[START Extracted information]

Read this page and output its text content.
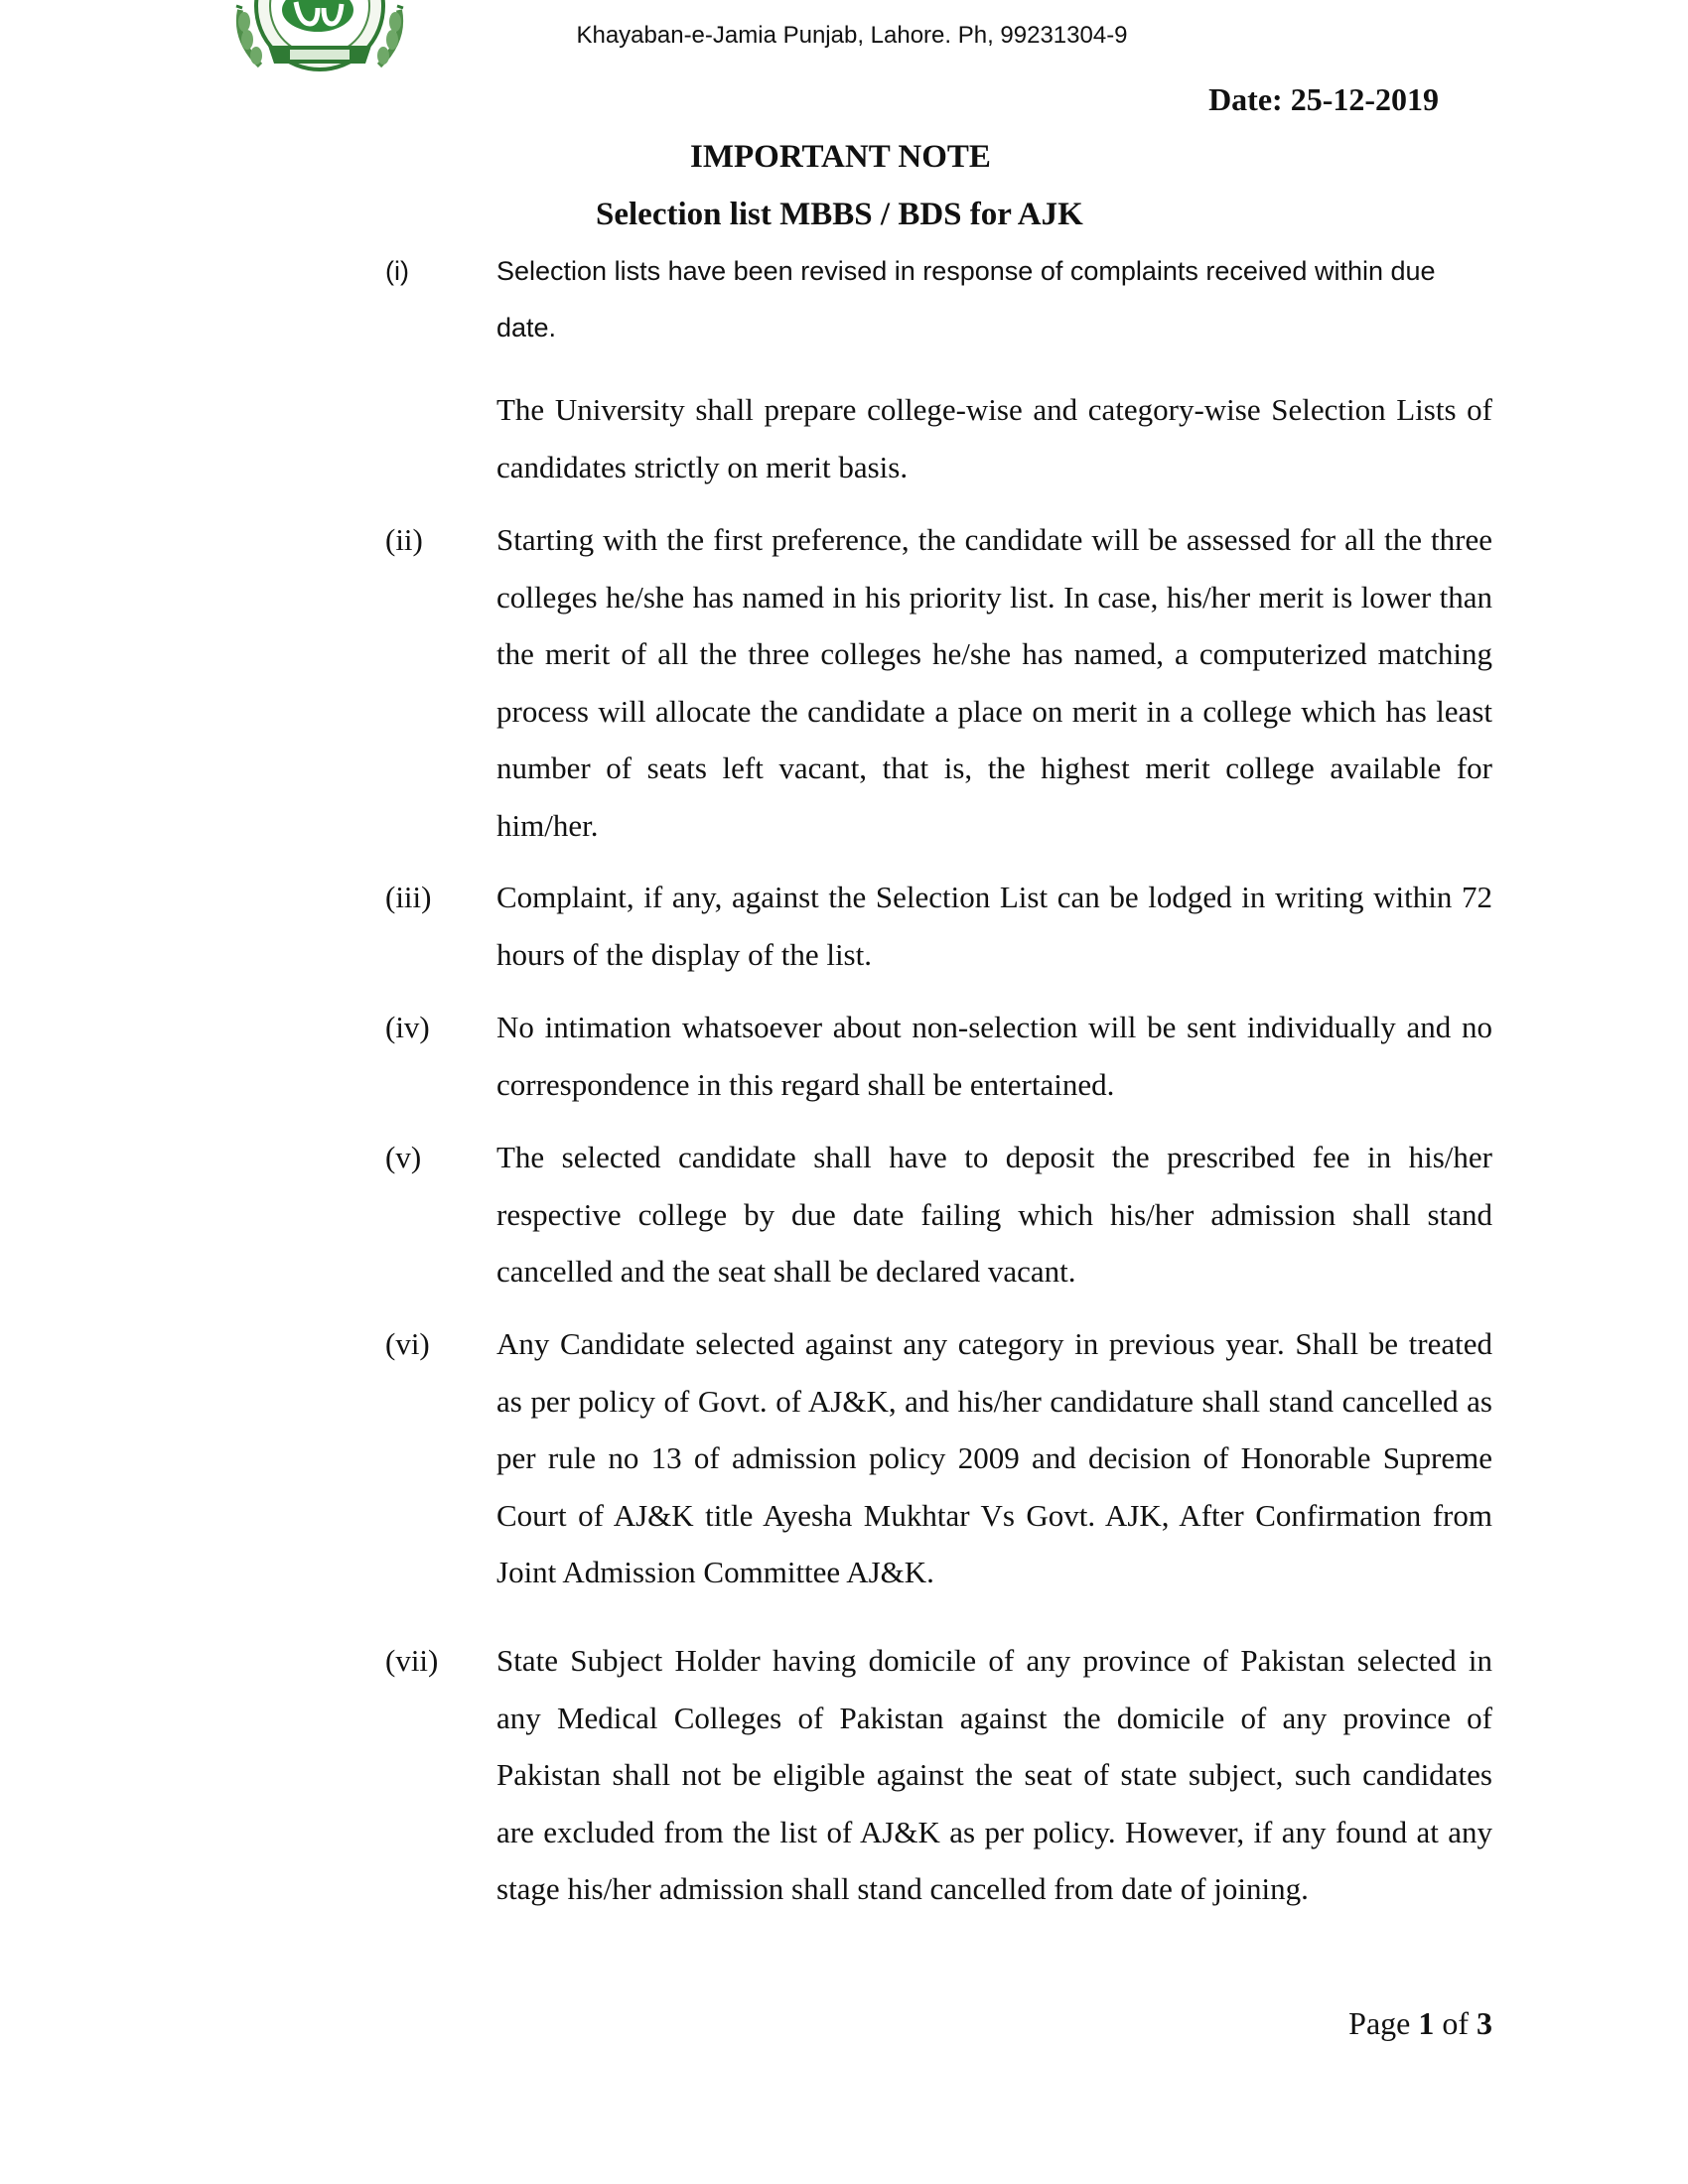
Khayaban-e-Jamia Punjab, Lahore. Ph, 99231304-9
Date: 25-12-2019
IMPORTANT NOTE
Selection list MBBS / BDS for AJK
(i)	Selection lists have been revised in response of complaints received within due date.
The University shall prepare college-wise and category-wise Selection Lists of candidates strictly on merit basis.
(ii) Starting with the first preference, the candidate will be assessed for all the three colleges he/she has named in his priority list. In case, his/her merit is lower than the merit of all the three colleges he/she has named, a computerized matching process will allocate the candidate a place on merit in a college which has least number of seats left vacant, that is, the highest merit college available for him/her.
(iii) Complaint, if any, against the Selection List can be lodged in writing within 72 hours of the display of the list.
(iv) No intimation whatsoever about non-selection will be sent individually and no correspondence in this regard shall be entertained.
(v) The selected candidate shall have to deposit the prescribed fee in his/her respective college by due date failing which his/her admission shall stand cancelled and the seat shall be declared vacant.
(vi) Any Candidate selected against any category in previous year. Shall be treated as per policy of Govt. of AJ&K, and his/her candidature shall stand cancelled as per rule no 13 of admission policy 2009 and decision of Honorable Supreme Court of AJ&K title Ayesha Mukhtar Vs Govt. AJK, After Confirmation from Joint Admission Committee AJ&K.
(vii) State Subject Holder having domicile of any province of Pakistan selected in any Medical Colleges of Pakistan against the domicile of any province of Pakistan shall not be eligible against the seat of state subject, such candidates are excluded from the list of AJ&K as per policy. However, if any found at any stage his/her admission shall stand cancelled from date of joining.
Page 1 of 3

[END Extracted information]

■ What is asked ■
Extract every line of the records above that contains the word "have".

■ Output of the exercise ■
(i)	Selection lists have been revised in response of complaints received within due date.
(v) The selected candidate shall have to deposit the prescribed fee in his/her respective college by due date failing which his/her admission shall stand cancelled and the seat shall be declared vacant.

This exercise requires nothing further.